(Figure record extracts)
════════

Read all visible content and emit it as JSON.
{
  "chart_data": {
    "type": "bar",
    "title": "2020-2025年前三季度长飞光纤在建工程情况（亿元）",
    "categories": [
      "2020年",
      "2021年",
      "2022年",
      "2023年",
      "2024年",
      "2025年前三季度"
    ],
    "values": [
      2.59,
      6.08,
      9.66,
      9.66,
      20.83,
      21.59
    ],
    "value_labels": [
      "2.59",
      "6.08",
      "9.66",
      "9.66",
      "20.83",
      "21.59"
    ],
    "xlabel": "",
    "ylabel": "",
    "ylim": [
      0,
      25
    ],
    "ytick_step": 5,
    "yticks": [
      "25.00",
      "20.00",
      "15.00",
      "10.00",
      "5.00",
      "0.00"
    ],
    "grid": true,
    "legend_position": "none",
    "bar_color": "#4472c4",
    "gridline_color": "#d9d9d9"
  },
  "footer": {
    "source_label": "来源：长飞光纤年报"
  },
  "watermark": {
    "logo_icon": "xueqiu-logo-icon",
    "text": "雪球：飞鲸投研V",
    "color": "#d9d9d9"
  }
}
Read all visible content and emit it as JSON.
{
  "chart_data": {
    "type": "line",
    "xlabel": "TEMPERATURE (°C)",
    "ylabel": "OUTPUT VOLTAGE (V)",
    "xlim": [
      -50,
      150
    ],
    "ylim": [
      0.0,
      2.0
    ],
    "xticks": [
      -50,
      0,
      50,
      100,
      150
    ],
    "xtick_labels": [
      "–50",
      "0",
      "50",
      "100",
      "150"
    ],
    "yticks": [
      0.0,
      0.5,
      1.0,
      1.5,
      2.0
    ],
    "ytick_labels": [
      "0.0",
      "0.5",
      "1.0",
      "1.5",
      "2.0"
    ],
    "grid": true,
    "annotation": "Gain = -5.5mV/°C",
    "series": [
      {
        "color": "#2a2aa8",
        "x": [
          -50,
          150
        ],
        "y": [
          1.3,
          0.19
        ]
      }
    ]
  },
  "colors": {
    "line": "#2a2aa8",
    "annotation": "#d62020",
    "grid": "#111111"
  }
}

════════

Written exercise:
Show every line where the string "annotation" appears.

Finished answer:
    "annotation": "Gain = -5.5mV/°C",
    "annotation": "#d62020",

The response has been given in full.